## Stated problem
Copy all the entries below exactly, but not the pictures.

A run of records
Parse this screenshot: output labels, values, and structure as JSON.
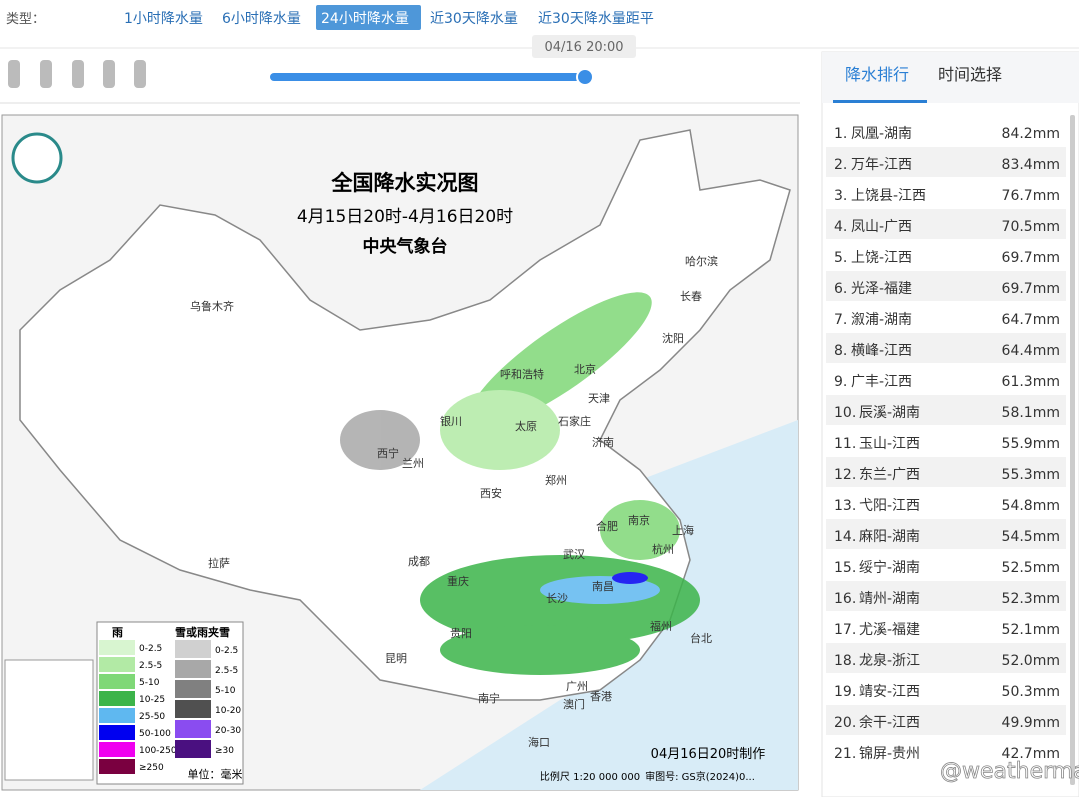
{
  "toolbar": {
    "label": "类型：",
    "tabs": [
      "1小时降水量",
      "6小时降水量",
      "24小时降水量",
      "近30天降水量",
      "近30天降水量距平"
    ],
    "active_tab": 2
  },
  "slider": {
    "time": "04/16 20:00"
  },
  "map": {
    "title": "全国降水实况图",
    "period": "4月15日20时-4月16日20时",
    "issuer": "中央气象台",
    "cities": [
      "乌鲁木齐",
      "哈尔滨",
      "长春",
      "沈阳",
      "呼和浩特",
      "北京",
      "天津",
      "银川",
      "太原",
      "石家庄",
      "济南",
      "西宁",
      "兰州",
      "西安",
      "郑州",
      "合肥",
      "南京",
      "上海",
      "成都",
      "武汉",
      "杭州",
      "拉萨",
      "重庆",
      "长沙",
      "南昌",
      "贵阳",
      "福州",
      "台北",
      "昆明",
      "广州",
      "香港",
      "澳门",
      "南宁",
      "海口"
    ],
    "legend": {
      "rain_title": "雨",
      "snow_title": "雪或雨夹雪",
      "rain": [
        {
          "label": "0-2.5",
          "color": "#d8f5d0"
        },
        {
          "label": "2.5-5",
          "color": "#b2eaa5"
        },
        {
          "label": "5-10",
          "color": "#7fd877"
        },
        {
          "label": "10-25",
          "color": "#3cb44a"
        },
        {
          "label": "25-50",
          "color": "#5fb8f0"
        },
        {
          "label": "50-100",
          "color": "#0000f0"
        },
        {
          "label": "100-250",
          "color": "#f000f0"
        },
        {
          "label": "≥250",
          "color": "#7a0040"
        }
      ],
      "snow": [
        {
          "label": "0-2.5",
          "color": "#d0d0d0"
        },
        {
          "label": "2.5-5",
          "color": "#a8a8a8"
        },
        {
          "label": "5-10",
          "color": "#808080"
        },
        {
          "label": "10-20",
          "color": "#505050"
        },
        {
          "label": "20-30",
          "color": "#8a4cf0"
        },
        {
          "label": "≥30",
          "color": "#4a1080"
        }
      ],
      "unit": "单位：毫米"
    },
    "made": "04月16日20时制作",
    "scale": "比例尺 1:20 000 000",
    "review": "审图号: GS京(2024)0..."
  },
  "panel": {
    "tabs": [
      "降水排行",
      "时间选择"
    ],
    "active_tab": 0,
    "rows": [
      [
        "1.",
        "凤凰-湖南",
        "84.2mm"
      ],
      [
        "2.",
        "万年-江西",
        "83.4mm"
      ],
      [
        "3.",
        "上饶县-江西",
        "76.7mm"
      ],
      [
        "4.",
        "凤山-广西",
        "70.5mm"
      ],
      [
        "5.",
        "上饶-江西",
        "69.7mm"
      ],
      [
        "6.",
        "光泽-福建",
        "69.7mm"
      ],
      [
        "7.",
        "溆浦-湖南",
        "64.7mm"
      ],
      [
        "8.",
        "横峰-江西",
        "64.4mm"
      ],
      [
        "9.",
        "广丰-江西",
        "61.3mm"
      ],
      [
        "10.",
        "辰溪-湖南",
        "58.1mm"
      ],
      [
        "11.",
        "玉山-江西",
        "55.9mm"
      ],
      [
        "12.",
        "东兰-广西",
        "55.3mm"
      ],
      [
        "13.",
        "弋阳-江西",
        "54.8mm"
      ],
      [
        "14.",
        "麻阳-湖南",
        "54.5mm"
      ],
      [
        "15.",
        "绥宁-湖南",
        "52.5mm"
      ],
      [
        "16.",
        "靖州-湖南",
        "52.3mm"
      ],
      [
        "17.",
        "尤溪-福建",
        "52.1mm"
      ],
      [
        "18.",
        "龙泉-浙江",
        "52.0mm"
      ],
      [
        "19.",
        "靖安-江西",
        "50.3mm"
      ],
      [
        "20.",
        "余干-江西",
        "49.9mm"
      ],
      [
        "21.",
        "锦屏-贵州",
        "42.7mm"
      ]
    ]
  },
  "watermark": "@weatherman_信欣"
}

## Exercise answer
Parse this screenshot: output labels, values, and structure as JSON.
{
  "toolbar": {
    "label": "类型：",
    "tabs": [
      "1小时降水量",
      "6小时降水量",
      "24小时降水量",
      "近30天降水量",
      "近30天降水量距平"
    ],
    "active_tab": 2
  },
  "slider": {
    "time": "04/16 20:00"
  },
  "map": {
    "title": "全国降水实况图",
    "period": "4月15日20时-4月16日20时",
    "issuer": "中央气象台",
    "cities": [
      "乌鲁木齐",
      "哈尔滨",
      "长春",
      "沈阳",
      "呼和浩特",
      "北京",
      "天津",
      "银川",
      "太原",
      "石家庄",
      "济南",
      "西宁",
      "兰州",
      "西安",
      "郑州",
      "合肥",
      "南京",
      "上海",
      "成都",
      "武汉",
      "杭州",
      "拉萨",
      "重庆",
      "长沙",
      "南昌",
      "贵阳",
      "福州",
      "台北",
      "昆明",
      "广州",
      "香港",
      "澳门",
      "南宁",
      "海口"
    ],
    "legend": {
      "rain_title": "雨",
      "snow_title": "雪或雨夹雪",
      "rain": [
        {
          "label": "0-2.5",
          "color": "#d8f5d0"
        },
        {
          "label": "2.5-5",
          "color": "#b2eaa5"
        },
        {
          "label": "5-10",
          "color": "#7fd877"
        },
        {
          "label": "10-25",
          "color": "#3cb44a"
        },
        {
          "label": "25-50",
          "color": "#5fb8f0"
        },
        {
          "label": "50-100",
          "color": "#0000f0"
        },
        {
          "label": "100-250",
          "color": "#f000f0"
        },
        {
          "label": "≥250",
          "color": "#7a0040"
        }
      ],
      "snow": [
        {
          "label": "0-2.5",
          "color": "#d0d0d0"
        },
        {
          "label": "2.5-5",
          "color": "#a8a8a8"
        },
        {
          "label": "5-10",
          "color": "#808080"
        },
        {
          "label": "10-20",
          "color": "#505050"
        },
        {
          "label": "20-30",
          "color": "#8a4cf0"
        },
        {
          "label": "≥30",
          "color": "#4a1080"
        }
      ],
      "unit": "单位：毫米"
    },
    "made": "04月16日20时制作",
    "scale": "比例尺 1:20 000 000",
    "review": "审图号: GS京(2024)0..."
  },
  "panel": {
    "tabs": [
      "降水排行",
      "时间选择"
    ],
    "active_tab": 0,
    "rows": [
      [
        "1.",
        "凤凰-湖南",
        "84.2mm"
      ],
      [
        "2.",
        "万年-江西",
        "83.4mm"
      ],
      [
        "3.",
        "上饶县-江西",
        "76.7mm"
      ],
      [
        "4.",
        "凤山-广西",
        "70.5mm"
      ],
      [
        "5.",
        "上饶-江西",
        "69.7mm"
      ],
      [
        "6.",
        "光泽-福建",
        "69.7mm"
      ],
      [
        "7.",
        "溆浦-湖南",
        "64.7mm"
      ],
      [
        "8.",
        "横峰-江西",
        "64.4mm"
      ],
      [
        "9.",
        "广丰-江西",
        "61.3mm"
      ],
      [
        "10.",
        "辰溪-湖南",
        "58.1mm"
      ],
      [
        "11.",
        "玉山-江西",
        "55.9mm"
      ],
      [
        "12.",
        "东兰-广西",
        "55.3mm"
      ],
      [
        "13.",
        "弋阳-江西",
        "54.8mm"
      ],
      [
        "14.",
        "麻阳-湖南",
        "54.5mm"
      ],
      [
        "15.",
        "绥宁-湖南",
        "52.5mm"
      ],
      [
        "16.",
        "靖州-湖南",
        "52.3mm"
      ],
      [
        "17.",
        "尤溪-福建",
        "52.1mm"
      ],
      [
        "18.",
        "龙泉-浙江",
        "52.0mm"
      ],
      [
        "19.",
        "靖安-江西",
        "50.3mm"
      ],
      [
        "20.",
        "余干-江西",
        "49.9mm"
      ],
      [
        "21.",
        "锦屏-贵州",
        "42.7mm"
      ]
    ]
  },
  "watermark": "@weatherman_信欣"
}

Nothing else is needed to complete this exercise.